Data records
◆ ◆ ◆ ◆

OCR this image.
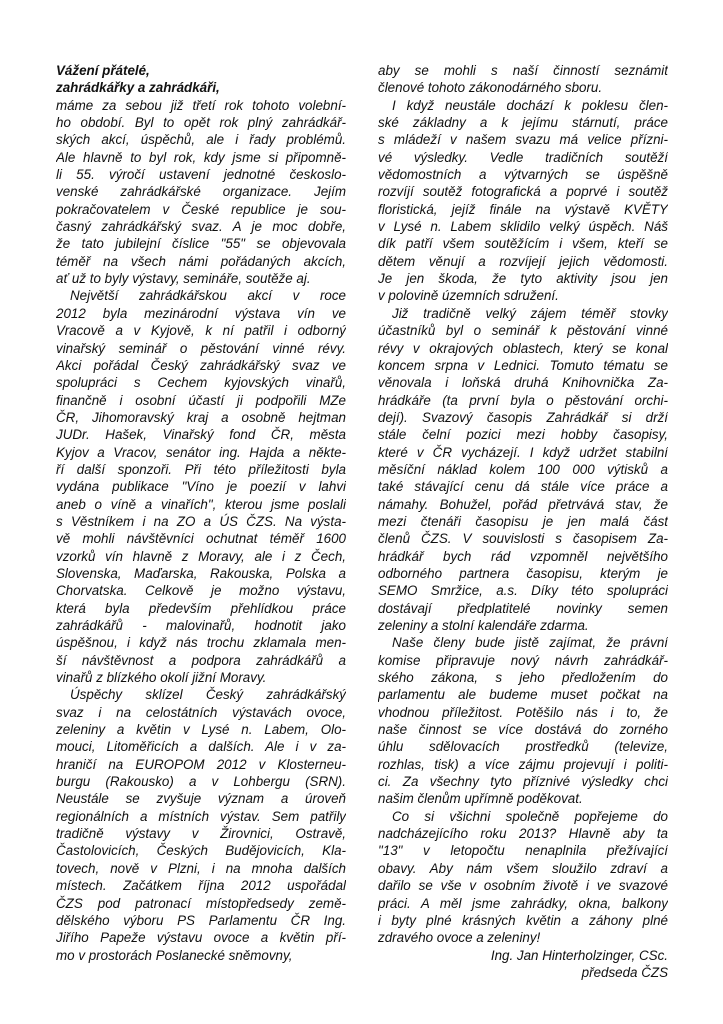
Vážení přátelé,
zahrádkářky a zahrádkáři,
máme za sebou již třetí rok tohoto volební-
ho období. Byl to opět rok plný zahrádkář-
ských akcí, úspěchů, ale i řady problémů.
Ale hlavně to byl rok, kdy jsme si připomně-
li 55. výročí ustavení jednotné českoslo-
venské zahrádkářské organizace. Jejím
pokračovatelem v České republice je sou-
časný zahrádkářský svaz. A je moc dobře,
že tato jubilejní číslice "55" se objevovala
téměř na všech námi pořádaných akcích,
ať už to byly výstavy, semináře, soutěže aj.
Největší zahrádkářskou akcí v roce
2012 byla mezinárodní výstava vín ve
Vracově a v Kyjově, k ní patřil i odborný
vinařský seminář o pěstování vinné révy.
Akci pořádal Český zahrádkářský svaz ve
spolupráci s Cechem kyjovských vinařů,
finančně i osobní účastí ji podpořili MZe
ČR, Jihomoravský kraj a osobně hejtman
JUDr. Hašek, Vinařský fond ČR, města
Kyjov a Vracov, senátor ing. Hajda a někte-
ří další sponzoři. Při této příležitosti byla
vydána publikace "Víno je poezií v lahvi
aneb o víně a vinařích", kterou jsme poslali
s Věstníkem i na ZO a ÚS ČZS. Na výsta-
vě mohli návštěvníci ochutnat téměř 1600
vzorků vín hlavně z Moravy, ale i z Čech,
Slovenska, Maďarska, Rakouska, Polska a
Chorvatska. Celkově je možno výstavu,
která byla především přehlídkou práce
zahrádkářů - malovinařů, hodnotit jako
úspěšnou, i když nás trochu zklamala men-
ší návštěvnost a podpora zahrádkářů a
vinařů z blízkého okolí jižní Moravy.
Úspěchy sklízel Český zahrádkářský
svaz i na celostátních výstavách ovoce,
zeleniny a květin v Lysé n. Labem, Olo-
mouci, Litoměřicích a dalších. Ale i v za-
hraničí na EUROPOM 2012 v Klosterneu-
burgu (Rakousko) a v Lohbergu (SRN).
Neustále se zvyšuje význam a úroveň
regionálních a místních výstav. Sem patřily
tradičně výstavy v Žirovnici, Ostravě,
Častolovicích, Českých Budějovicích, Kla-
tovech, nově v Plzni, i na mnoha dalších
místech. Začátkem října 2012 uspořádal
ČZS pod patronací místopředsedy země-
dělského výboru PS Parlamentu ČR Ing.
Jiřího Papeže výstavu ovoce a květin pří-
mo v prostorách Poslanecké sněmovny,
aby se mohli s naší činností seznámit
členové tohoto zákonodárného sboru.
I když neustále dochází k poklesu člen-
ské základny a k jejímu stárnutí, práce
s mládeží v našem svazu má velice přízni-
vé výsledky. Vedle tradičních soutěží
vědomostních a výtvarných se úspěšně
rozvíjí soutěž fotografická a poprvé i soutěž
floristická, jejíž finále na výstavě KVĚTY
v Lysé n. Labem sklidilo velký úspěch. Náš
dík patří všem soutěžícím i všem, kteří se
dětem věnují a rozvíjejí jejich vědomosti.
Je jen škoda, že tyto aktivity jsou jen
v polovině územních sdružení.
Již tradičně velký zájem téměř stovky
účastníků byl o seminář k pěstování vinné
révy v okrajových oblastech, který se konal
koncem srpna v Lednici. Tomuto tématu se
věnovala i loňská druhá Knihovnička Za-
hrádkáře (ta první byla o pěstování orchi-
dejí). Svazový časopis Zahrádkář si drží
stále čelní pozici mezi hobby časopisy,
které v ČR vycházejí. I když udržet stabilní
měsíční náklad kolem 100 000 výtisků a
také stávající cenu dá stále více práce a
námahy. Bohužel, pořád přetrvává stav, že
mezi čtenáři časopisu je jen malá část
členů ČZS. V souvislosti s časopisem Za-
hrádkář bych rád vzpomněl největšího
odborného partnera časopisu, kterým je
SEMO Smržice, a.s. Díky této spolupráci
dostávají předplatitelé novinky semen
zeleniny a stolní kalendáře zdarma.
Naše členy bude jistě zajímat, že právní
komise připravuje nový návrh zahrádkář-
ského zákona, s jeho předložením do
parlamentu ale budeme muset počkat na
vhodnou příležitost. Potěšilo nás i to, že
naše činnost se více dostává do zorného
úhlu sdělovacích prostředků (televize,
rozhlas, tisk) a více zájmu projevují i politi-
ci. Za všechny tyto příznivé výsledky chci
našim členům upřímně poděkovat.
Co si všichni společně popřejeme do
nadcházejícího roku 2013? Hlavně aby ta
"13" v letopočtu nenaplnila přežívající
obavy. Aby nám všem sloužilo zdraví a
dařilo se vše v osobním životě i ve svazové
práci. A měl jsme zahrádky, okna, balkony
i byty plné krásných květin a záhony plné
zdravého ovoce a zeleniny!
Ing. Jan Hinterholzinger, CSc.
předseda ČZS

◆ ◆ ◆ ◆

# WHAT YOU SHOULD DO:
Your answer should be a single number: the count of lines in these records that hold the string "této".

# ANSWER:
2